§ **What is asked**
Would you retype all of these records exactly?

(Figure data in JSON)
■ ■ ■ ■ ■ ■ ■

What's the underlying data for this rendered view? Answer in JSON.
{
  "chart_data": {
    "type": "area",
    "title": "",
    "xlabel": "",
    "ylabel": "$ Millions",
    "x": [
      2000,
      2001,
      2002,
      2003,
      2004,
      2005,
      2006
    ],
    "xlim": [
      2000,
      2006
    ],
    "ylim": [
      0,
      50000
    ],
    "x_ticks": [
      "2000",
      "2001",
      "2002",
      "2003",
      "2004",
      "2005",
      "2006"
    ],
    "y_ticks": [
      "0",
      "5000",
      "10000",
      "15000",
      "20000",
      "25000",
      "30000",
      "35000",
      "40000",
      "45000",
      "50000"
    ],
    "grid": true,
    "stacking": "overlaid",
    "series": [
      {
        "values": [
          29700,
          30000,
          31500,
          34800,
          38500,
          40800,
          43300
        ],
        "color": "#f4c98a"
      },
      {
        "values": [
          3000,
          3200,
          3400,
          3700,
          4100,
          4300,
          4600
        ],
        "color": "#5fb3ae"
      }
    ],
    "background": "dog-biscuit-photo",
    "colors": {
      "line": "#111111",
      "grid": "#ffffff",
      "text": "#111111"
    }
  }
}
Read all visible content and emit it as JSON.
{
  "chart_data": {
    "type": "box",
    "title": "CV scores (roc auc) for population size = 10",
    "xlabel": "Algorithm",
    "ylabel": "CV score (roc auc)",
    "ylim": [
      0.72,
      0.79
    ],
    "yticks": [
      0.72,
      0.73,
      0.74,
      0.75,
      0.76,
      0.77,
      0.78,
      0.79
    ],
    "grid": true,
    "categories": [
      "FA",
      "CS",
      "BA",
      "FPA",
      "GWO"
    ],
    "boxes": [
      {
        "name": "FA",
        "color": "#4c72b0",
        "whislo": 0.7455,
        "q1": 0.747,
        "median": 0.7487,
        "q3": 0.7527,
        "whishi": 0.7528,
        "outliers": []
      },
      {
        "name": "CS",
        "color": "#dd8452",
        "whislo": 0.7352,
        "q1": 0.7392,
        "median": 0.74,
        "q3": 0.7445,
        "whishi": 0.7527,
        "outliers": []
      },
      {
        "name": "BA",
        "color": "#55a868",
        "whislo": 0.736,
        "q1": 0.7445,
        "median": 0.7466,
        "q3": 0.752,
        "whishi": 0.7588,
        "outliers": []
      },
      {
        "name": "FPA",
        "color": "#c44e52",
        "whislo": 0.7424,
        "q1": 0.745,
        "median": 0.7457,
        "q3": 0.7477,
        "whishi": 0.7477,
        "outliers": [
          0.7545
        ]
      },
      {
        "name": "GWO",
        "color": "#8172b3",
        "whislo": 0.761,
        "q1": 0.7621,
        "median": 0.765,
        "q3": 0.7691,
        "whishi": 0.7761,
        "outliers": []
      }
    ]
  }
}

■ ■ ■ ■ ■ ■ ■

§ **Task solution**
What's the underlying data for this rendered view? Answer in JSON.
{
  "chart_data": {
    "type": "area",
    "title": "",
    "xlabel": "",
    "ylabel": "$ Millions",
    "x": [
      2000,
      2001,
      2002,
      2003,
      2004,
      2005,
      2006
    ],
    "xlim": [
      2000,
      2006
    ],
    "ylim": [
      0,
      50000
    ],
    "x_ticks": [
      "2000",
      "2001",
      "2002",
      "2003",
      "2004",
      "2005",
      "2006"
    ],
    "y_ticks": [
      "0",
      "5000",
      "10000",
      "15000",
      "20000",
      "25000",
      "30000",
      "35000",
      "40000",
      "45000",
      "50000"
    ],
    "grid": true,
    "stacking": "overlaid",
    "series": [
      {
        "values": [
          29700,
          30000,
          31500,
          34800,
          38500,
          40800,
          43300
        ],
        "color": "#f4c98a"
      },
      {
        "values": [
          3000,
          3200,
          3400,
          3700,
          4100,
          4300,
          4600
        ],
        "color": "#5fb3ae"
      }
    ],
    "background": "dog-biscuit-photo",
    "colors": {
      "line": "#111111",
      "grid": "#ffffff",
      "text": "#111111"
    }
  }
}
Read all visible content and emit it as JSON.
{
  "chart_data": {
    "type": "box",
    "title": "CV scores (roc auc) for population size = 10",
    "xlabel": "Algorithm",
    "ylabel": "CV score (roc auc)",
    "ylim": [
      0.72,
      0.79
    ],
    "yticks": [
      0.72,
      0.73,
      0.74,
      0.75,
      0.76,
      0.77,
      0.78,
      0.79
    ],
    "grid": true,
    "categories": [
      "FA",
      "CS",
      "BA",
      "FPA",
      "GWO"
    ],
    "boxes": [
      {
        "name": "FA",
        "color": "#4c72b0",
        "whislo": 0.7455,
        "q1": 0.747,
        "median": 0.7487,
        "q3": 0.7527,
        "whishi": 0.7528,
        "outliers": []
      },
      {
        "name": "CS",
        "color": "#dd8452",
        "whislo": 0.7352,
        "q1": 0.7392,
        "median": 0.74,
        "q3": 0.7445,
        "whishi": 0.7527,
        "outliers": []
      },
      {
        "name": "BA",
        "color": "#55a868",
        "whislo": 0.736,
        "q1": 0.7445,
        "median": 0.7466,
        "q3": 0.752,
        "whishi": 0.7588,
        "outliers": []
      },
      {
        "name": "FPA",
        "color": "#c44e52",
        "whislo": 0.7424,
        "q1": 0.745,
        "median": 0.7457,
        "q3": 0.7477,
        "whishi": 0.7477,
        "outliers": [
          0.7545
        ]
      },
      {
        "name": "GWO",
        "color": "#8172b3",
        "whislo": 0.761,
        "q1": 0.7621,
        "median": 0.765,
        "q3": 0.7691,
        "whishi": 0.7761,
        "outliers": []
      }
    ]
  }
}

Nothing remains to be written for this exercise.